— Start of Records for the exercise —
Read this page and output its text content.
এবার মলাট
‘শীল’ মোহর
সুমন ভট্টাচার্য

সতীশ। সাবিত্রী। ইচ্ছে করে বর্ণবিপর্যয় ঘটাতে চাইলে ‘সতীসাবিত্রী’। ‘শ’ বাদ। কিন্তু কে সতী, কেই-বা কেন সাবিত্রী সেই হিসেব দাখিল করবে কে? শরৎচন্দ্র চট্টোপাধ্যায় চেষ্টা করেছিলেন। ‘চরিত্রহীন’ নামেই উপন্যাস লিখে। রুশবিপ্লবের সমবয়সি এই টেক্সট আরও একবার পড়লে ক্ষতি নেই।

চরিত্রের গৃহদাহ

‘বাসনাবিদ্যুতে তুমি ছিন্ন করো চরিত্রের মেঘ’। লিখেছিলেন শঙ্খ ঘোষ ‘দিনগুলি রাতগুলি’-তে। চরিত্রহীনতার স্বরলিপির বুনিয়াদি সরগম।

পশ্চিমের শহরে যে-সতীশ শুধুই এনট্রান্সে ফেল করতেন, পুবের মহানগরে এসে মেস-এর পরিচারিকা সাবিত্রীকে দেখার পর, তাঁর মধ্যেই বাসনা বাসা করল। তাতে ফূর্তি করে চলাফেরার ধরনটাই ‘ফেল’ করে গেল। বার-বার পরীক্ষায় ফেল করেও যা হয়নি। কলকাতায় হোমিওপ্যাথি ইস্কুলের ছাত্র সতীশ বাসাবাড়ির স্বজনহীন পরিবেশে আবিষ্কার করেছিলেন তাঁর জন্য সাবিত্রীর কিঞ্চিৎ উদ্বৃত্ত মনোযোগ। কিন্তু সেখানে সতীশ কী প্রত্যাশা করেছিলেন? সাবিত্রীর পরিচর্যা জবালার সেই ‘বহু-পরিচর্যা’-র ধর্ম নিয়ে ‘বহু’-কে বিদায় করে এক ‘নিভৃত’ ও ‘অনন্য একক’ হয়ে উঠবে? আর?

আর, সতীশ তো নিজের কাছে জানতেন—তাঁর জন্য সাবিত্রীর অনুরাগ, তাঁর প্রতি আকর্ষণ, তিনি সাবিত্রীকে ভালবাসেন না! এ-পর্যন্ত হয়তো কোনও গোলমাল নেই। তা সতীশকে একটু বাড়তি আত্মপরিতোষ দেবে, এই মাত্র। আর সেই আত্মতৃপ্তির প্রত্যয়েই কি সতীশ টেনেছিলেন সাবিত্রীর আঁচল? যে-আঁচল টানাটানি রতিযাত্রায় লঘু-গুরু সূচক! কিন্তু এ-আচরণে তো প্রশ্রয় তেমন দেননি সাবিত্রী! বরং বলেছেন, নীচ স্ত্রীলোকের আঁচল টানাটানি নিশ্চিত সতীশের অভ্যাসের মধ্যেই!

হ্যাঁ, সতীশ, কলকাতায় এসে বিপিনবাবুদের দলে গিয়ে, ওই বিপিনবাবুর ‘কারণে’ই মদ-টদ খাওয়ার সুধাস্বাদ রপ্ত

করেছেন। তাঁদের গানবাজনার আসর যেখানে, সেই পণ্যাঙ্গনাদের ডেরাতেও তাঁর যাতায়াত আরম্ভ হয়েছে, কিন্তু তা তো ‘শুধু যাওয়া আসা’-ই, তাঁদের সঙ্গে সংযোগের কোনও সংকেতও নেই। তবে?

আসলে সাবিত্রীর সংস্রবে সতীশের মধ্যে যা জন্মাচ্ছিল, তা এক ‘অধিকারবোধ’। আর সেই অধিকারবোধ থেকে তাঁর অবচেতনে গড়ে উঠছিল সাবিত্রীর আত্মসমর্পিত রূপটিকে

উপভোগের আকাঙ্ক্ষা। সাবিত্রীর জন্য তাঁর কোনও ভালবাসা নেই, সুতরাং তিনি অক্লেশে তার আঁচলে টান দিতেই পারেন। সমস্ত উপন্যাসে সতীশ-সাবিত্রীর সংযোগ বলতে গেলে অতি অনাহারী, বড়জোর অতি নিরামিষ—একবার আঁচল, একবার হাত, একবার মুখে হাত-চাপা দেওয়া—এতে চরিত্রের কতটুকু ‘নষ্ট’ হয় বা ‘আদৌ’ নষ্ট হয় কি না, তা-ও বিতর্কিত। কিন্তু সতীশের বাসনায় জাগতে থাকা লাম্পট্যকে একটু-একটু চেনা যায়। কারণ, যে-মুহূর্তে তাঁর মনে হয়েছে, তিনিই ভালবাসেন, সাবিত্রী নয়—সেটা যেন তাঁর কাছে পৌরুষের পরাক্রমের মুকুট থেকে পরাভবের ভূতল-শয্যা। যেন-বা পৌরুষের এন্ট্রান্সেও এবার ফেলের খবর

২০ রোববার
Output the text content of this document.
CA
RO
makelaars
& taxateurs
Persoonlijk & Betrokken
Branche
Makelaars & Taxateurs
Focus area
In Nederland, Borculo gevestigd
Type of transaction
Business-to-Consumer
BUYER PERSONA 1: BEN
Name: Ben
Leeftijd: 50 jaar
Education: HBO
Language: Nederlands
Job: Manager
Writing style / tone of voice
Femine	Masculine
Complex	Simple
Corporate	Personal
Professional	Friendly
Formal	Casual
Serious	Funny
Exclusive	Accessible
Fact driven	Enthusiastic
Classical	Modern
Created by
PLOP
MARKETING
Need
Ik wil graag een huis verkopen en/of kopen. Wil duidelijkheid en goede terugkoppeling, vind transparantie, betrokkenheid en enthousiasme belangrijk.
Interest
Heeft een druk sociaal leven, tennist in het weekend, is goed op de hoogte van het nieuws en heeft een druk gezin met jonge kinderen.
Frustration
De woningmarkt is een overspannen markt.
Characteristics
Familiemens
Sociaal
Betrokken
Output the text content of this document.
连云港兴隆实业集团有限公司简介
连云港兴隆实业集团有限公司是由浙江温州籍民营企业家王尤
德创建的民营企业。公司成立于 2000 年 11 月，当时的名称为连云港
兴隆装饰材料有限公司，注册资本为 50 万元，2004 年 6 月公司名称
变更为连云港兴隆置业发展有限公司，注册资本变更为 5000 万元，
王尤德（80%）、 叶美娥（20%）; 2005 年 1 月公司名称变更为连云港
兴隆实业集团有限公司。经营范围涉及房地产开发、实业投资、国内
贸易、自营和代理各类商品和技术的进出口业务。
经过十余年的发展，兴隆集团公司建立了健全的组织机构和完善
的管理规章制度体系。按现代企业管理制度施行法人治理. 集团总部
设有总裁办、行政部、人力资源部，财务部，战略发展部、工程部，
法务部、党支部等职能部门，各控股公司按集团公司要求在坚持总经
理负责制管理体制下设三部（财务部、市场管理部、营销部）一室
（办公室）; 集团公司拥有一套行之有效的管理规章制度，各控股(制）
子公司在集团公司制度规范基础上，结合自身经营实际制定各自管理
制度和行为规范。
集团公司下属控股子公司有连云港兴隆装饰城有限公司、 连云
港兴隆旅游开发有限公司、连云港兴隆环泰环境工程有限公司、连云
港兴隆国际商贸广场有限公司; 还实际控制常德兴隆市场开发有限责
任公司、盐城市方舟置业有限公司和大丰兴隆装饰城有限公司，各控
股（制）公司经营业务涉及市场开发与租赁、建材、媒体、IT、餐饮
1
— End of Records for the exercise —
**Do this**
Copy the entries above exactly, leaving none out.

**Result for this task**
Read this page and output its text content.
এবার মলাট
‘শীল’ মোহর
সুমন ভট্টাচার্য

সতীশ। সাবিত্রী। ইচ্ছে করে বর্ণবিপর্যয় ঘটাতে চাইলে ‘সতীসাবিত্রী’। ‘শ’ বাদ। কিন্তু কে সতী, কেই-বা কেন সাবিত্রী সেই হিসেব দাখিল করবে কে? শরৎচন্দ্র চট্টোপাধ্যায় চেষ্টা করেছিলেন। ‘চরিত্রহীন’ নামেই উপন্যাস লিখে। রুশবিপ্লবের সমবয়সি এই টেক্সট আরও একবার পড়লে ক্ষতি নেই।

চরিত্রের গৃহদাহ

‘বাসনাবিদ্যুতে তুমি ছিন্ন করো চরিত্রের মেঘ’। লিখেছিলেন শঙ্খ ঘোষ ‘দিনগুলি রাতগুলি’-তে। চরিত্রহীনতার স্বরলিপির বুনিয়াদি সরগম।

পশ্চিমের শহরে যে-সতীশ শুধুই এনট্রান্সে ফেল করতেন, পুবের মহানগরে এসে মেস-এর পরিচারিকা সাবিত্রীকে দেখার পর, তাঁর মধ্যেই বাসনা বাসা করল। তাতে ফূর্তি করে চলাফেরার ধরনটাই ‘ফেল’ করে গেল। বার-বার পরীক্ষায় ফেল করেও যা হয়নি। কলকাতায় হোমিওপ্যাথি ইস্কুলের ছাত্র সতীশ বাসাবাড়ির স্বজনহীন পরিবেশে আবিষ্কার করেছিলেন তাঁর জন্য সাবিত্রীর কিঞ্চিৎ উদ্বৃত্ত মনোযোগ। কিন্তু সেখানে সতীশ কী প্রত্যাশা করেছিলেন? সাবিত্রীর পরিচর্যা জবালার সেই ‘বহু-পরিচর্যা’-র ধর্ম নিয়ে ‘বহু’-কে বিদায় করে এক ‘নিভৃত’ ও ‘অনন্য একক’ হয়ে উঠবে? আর?

আর, সতীশ তো নিজের কাছে জানতেন—তাঁর জন্য সাবিত্রীর অনুরাগ, তাঁর প্রতি আকর্ষণ, তিনি সাবিত্রীকে ভালবাসেন না! এ-পর্যন্ত হয়তো কোনও গোলমাল নেই। তা সতীশকে একটু বাড়তি আত্মপরিতোষ দেবে, এই মাত্র। আর সেই আত্মতৃপ্তির প্রত্যয়েই কি সতীশ টেনেছিলেন সাবিত্রীর আঁচল? যে-আঁচল টানাটানি রতিযাত্রায় লঘু-গুরু সূচক! কিন্তু এ-আচরণে তো প্রশ্রয় তেমন দেননি সাবিত্রী! বরং বলেছেন, নীচ স্ত্রীলোকের আঁচল টানাটানি নিশ্চিত সতীশের অভ্যাসের মধ্যেই!

হ্যাঁ, সতীশ, কলকাতায় এসে বিপিনবাবুদের দলে গিয়ে, ওই বিপিনবাবুর ‘কারণে’ই মদ-টদ খাওয়ার সুধাস্বাদ রপ্ত

করেছেন। তাঁদের গানবাজনার আসর যেখানে, সেই পণ্যাঙ্গনাদের ডেরাতেও তাঁর যাতায়াত আরম্ভ হয়েছে, কিন্তু তা তো ‘শুধু যাওয়া আসা’-ই, তাঁদের সঙ্গে সংযোগের কোনও সংকেতও নেই। তবে?

আসলে সাবিত্রীর সংস্রবে সতীশের মধ্যে যা জন্মাচ্ছিল, তা এক ‘অধিকারবোধ’। আর সেই অধিকারবোধ থেকে তাঁর অবচেতনে গড়ে উঠছিল সাবিত্রীর আত্মসমর্পিত রূপটিকে

উপভোগের আকাঙ্ক্ষা। সাবিত্রীর জন্য তাঁর কোনও ভালবাসা নেই, সুতরাং তিনি অক্লেশে তার আঁচলে টান দিতেই পারেন। সমস্ত উপন্যাসে সতীশ-সাবিত্রীর সংযোগ বলতে গেলে অতি অনাহারী, বড়জোর অতি নিরামিষ—একবার আঁচল, একবার হাত, একবার মুখে হাত-চাপা দেওয়া—এতে চরিত্রের কতটুকু ‘নষ্ট’ হয় বা ‘আদৌ’ নষ্ট হয় কি না, তা-ও বিতর্কিত। কিন্তু সতীশের বাসনায় জাগতে থাকা লাম্পট্যকে একটু-একটু চেনা যায়। কারণ, যে-মুহূর্তে তাঁর মনে হয়েছে, তিনিই ভালবাসেন, সাবিত্রী নয়—সেটা যেন তাঁর কাছে পৌরুষের পরাক্রমের মুকুট থেকে পরাভবের ভূতল-শয্যা। যেন-বা পৌরুষের এন্ট্রান্সেও এবার ফেলের খবর

২০ রোববার
Output the text content of this document.
CA
RO
makelaars
& taxateurs
Persoonlijk & Betrokken
Branche
Makelaars & Taxateurs
Focus area
In Nederland, Borculo gevestigd
Type of transaction
Business-to-Consumer
BUYER PERSONA 1: BEN
Name: Ben
Leeftijd: 50 jaar
Education: HBO
Language: Nederlands
Job: Manager
Writing style / tone of voice
Femine	Masculine
Complex	Simple
Corporate	Personal
Professional	Friendly
Formal	Casual
Serious	Funny
Exclusive	Accessible
Fact driven	Enthusiastic
Classical	Modern
Created by
PLOP
MARKETING
Need
Ik wil graag een huis verkopen en/of kopen. Wil duidelijkheid en goede terugkoppeling, vind transparantie, betrokkenheid en enthousiasme belangrijk.
Interest
Heeft een druk sociaal leven, tennist in het weekend, is goed op de hoogte van het nieuws en heeft een druk gezin met jonge kinderen.
Frustration
De woningmarkt is een overspannen markt.
Characteristics
Familiemens
Sociaal
Betrokken
Output the text content of this document.
连云港兴隆实业集团有限公司简介
连云港兴隆实业集团有限公司是由浙江温州籍民营企业家王尤
德创建的民营企业。公司成立于 2000 年 11 月，当时的名称为连云港
兴隆装饰材料有限公司，注册资本为 50 万元，2004 年 6 月公司名称
变更为连云港兴隆置业发展有限公司，注册资本变更为 5000 万元，
王尤德（80%）、 叶美娥（20%）; 2005 年 1 月公司名称变更为连云港
兴隆实业集团有限公司。经营范围涉及房地产开发、实业投资、国内
贸易、自营和代理各类商品和技术的进出口业务。
经过十余年的发展，兴隆集团公司建立了健全的组织机构和完善
的管理规章制度体系。按现代企业管理制度施行法人治理. 集团总部
设有总裁办、行政部、人力资源部，财务部，战略发展部、工程部，
法务部、党支部等职能部门，各控股公司按集团公司要求在坚持总经
理负责制管理体制下设三部（财务部、市场管理部、营销部）一室
（办公室）; 集团公司拥有一套行之有效的管理规章制度，各控股(制）
子公司在集团公司制度规范基础上，结合自身经营实际制定各自管理
制度和行为规范。
集团公司下属控股子公司有连云港兴隆装饰城有限公司、 连云
港兴隆旅游开发有限公司、连云港兴隆环泰环境工程有限公司、连云
港兴隆国际商贸广场有限公司; 还实际控制常德兴隆市场开发有限责
任公司、盐城市方舟置业有限公司和大丰兴隆装饰城有限公司，各控
股（制）公司经营业务涉及市场开发与租赁、建材、媒体、IT、餐饮
1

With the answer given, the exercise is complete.